■ **Provided data**:

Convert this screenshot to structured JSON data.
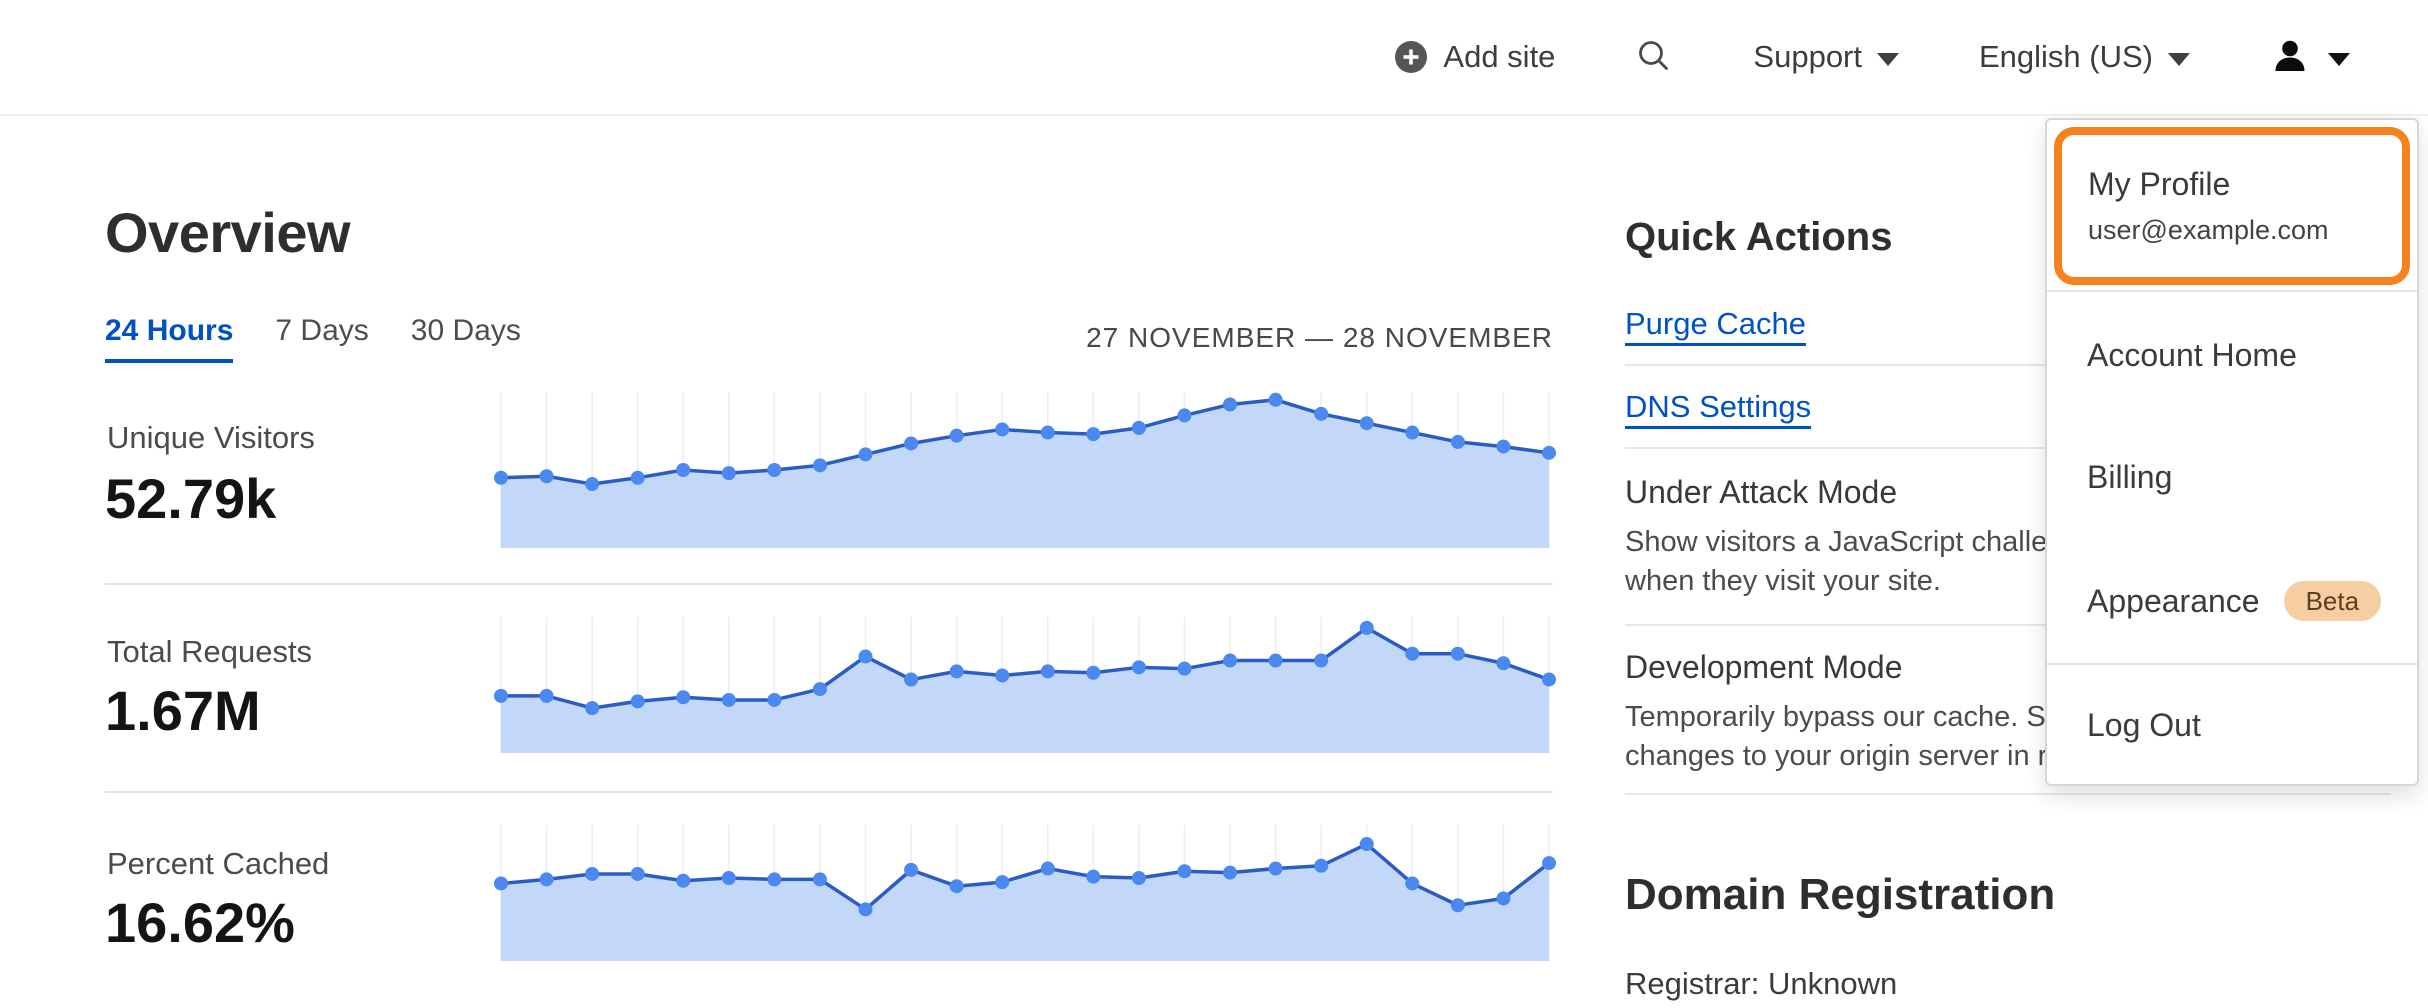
{
  "header": {
    "add_site": "Add site",
    "support": "Support",
    "language": "English (US)"
  },
  "page": {
    "title": "Overview",
    "tabs": [
      {
        "label": "24 Hours",
        "active": true
      },
      {
        "label": "7 Days",
        "active": false
      },
      {
        "label": "30 Days",
        "active": false
      }
    ],
    "date_range": "27 NOVEMBER — 28 NOVEMBER"
  },
  "stats": [
    {
      "label": "Unique Visitors",
      "value": "52.79k"
    },
    {
      "label": "Total Requests",
      "value": "1.67M"
    },
    {
      "label": "Percent Cached",
      "value": "16.62%"
    }
  ],
  "chart_data": [
    {
      "type": "area",
      "metric": "Unique Visitors",
      "total": "52.79k",
      "x_range": "24 hours (27 November — 28 November), 24 points, no axis tick labels shown",
      "y_relative": [
        0.45,
        0.46,
        0.41,
        0.45,
        0.5,
        0.48,
        0.5,
        0.53,
        0.6,
        0.67,
        0.72,
        0.76,
        0.74,
        0.73,
        0.77,
        0.85,
        0.92,
        0.95,
        0.86,
        0.8,
        0.74,
        0.68,
        0.65,
        0.61
      ],
      "grid": "vertical gridlines at each point",
      "legend": "none"
    },
    {
      "type": "area",
      "metric": "Total Requests",
      "total": "1.67M",
      "x_range": "24 hours (27 November — 28 November), 24 points, no axis tick labels shown",
      "y_relative": [
        0.42,
        0.42,
        0.33,
        0.38,
        0.41,
        0.39,
        0.39,
        0.47,
        0.71,
        0.54,
        0.6,
        0.57,
        0.6,
        0.59,
        0.63,
        0.62,
        0.68,
        0.68,
        0.68,
        0.92,
        0.73,
        0.73,
        0.66,
        0.54
      ],
      "grid": "vertical gridlines at each point",
      "legend": "none"
    },
    {
      "type": "area",
      "metric": "Percent Cached",
      "total": "16.62%",
      "x_range": "24 hours (27 November — 28 November), 24 points, no axis tick labels shown",
      "y_relative": [
        0.57,
        0.6,
        0.64,
        0.64,
        0.59,
        0.61,
        0.6,
        0.6,
        0.38,
        0.67,
        0.55,
        0.58,
        0.68,
        0.62,
        0.61,
        0.66,
        0.65,
        0.68,
        0.7,
        0.86,
        0.57,
        0.41,
        0.46,
        0.72
      ],
      "grid": "vertical gridlines at each point",
      "legend": "none"
    }
  ],
  "quick_actions": {
    "title": "Quick Actions",
    "links": [
      {
        "label": "Purge Cache"
      },
      {
        "label": "DNS Settings"
      }
    ],
    "under_attack": {
      "title": "Under Attack Mode",
      "desc_line1": "Show visitors a JavaScript challenge",
      "desc_line2": "when they visit your site."
    },
    "development": {
      "title": "Development Mode",
      "desc_line1": "Temporarily bypass our cache. See",
      "desc_line2": "changes to your origin server in realtime."
    }
  },
  "domain_registration": {
    "title": "Domain Registration",
    "registrar": "Registrar: Unknown"
  },
  "user_menu": {
    "profile": {
      "label": "My Profile",
      "email": "user@example.com"
    },
    "items": [
      {
        "label": "Account Home"
      },
      {
        "label": "Billing"
      }
    ],
    "appearance": {
      "label": "Appearance",
      "badge": "Beta"
    },
    "logout": "Log Out"
  },
  "colors": {
    "accent_orange": "#f6821f",
    "link_blue": "#0051c3",
    "chart_line": "#2a5cc4",
    "chart_dot": "#4b88f0",
    "chart_fill": "#c3d8f8",
    "beta_badge_bg": "#f7cda2"
  }
}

■ **Task requirements**:
Gather up the lines containing the word "metric" from these records and copy them.

■ **Written reply**:
      "metric": "Unique Visitors",
      "metric": "Total Requests",
      "metric": "Percent Cached",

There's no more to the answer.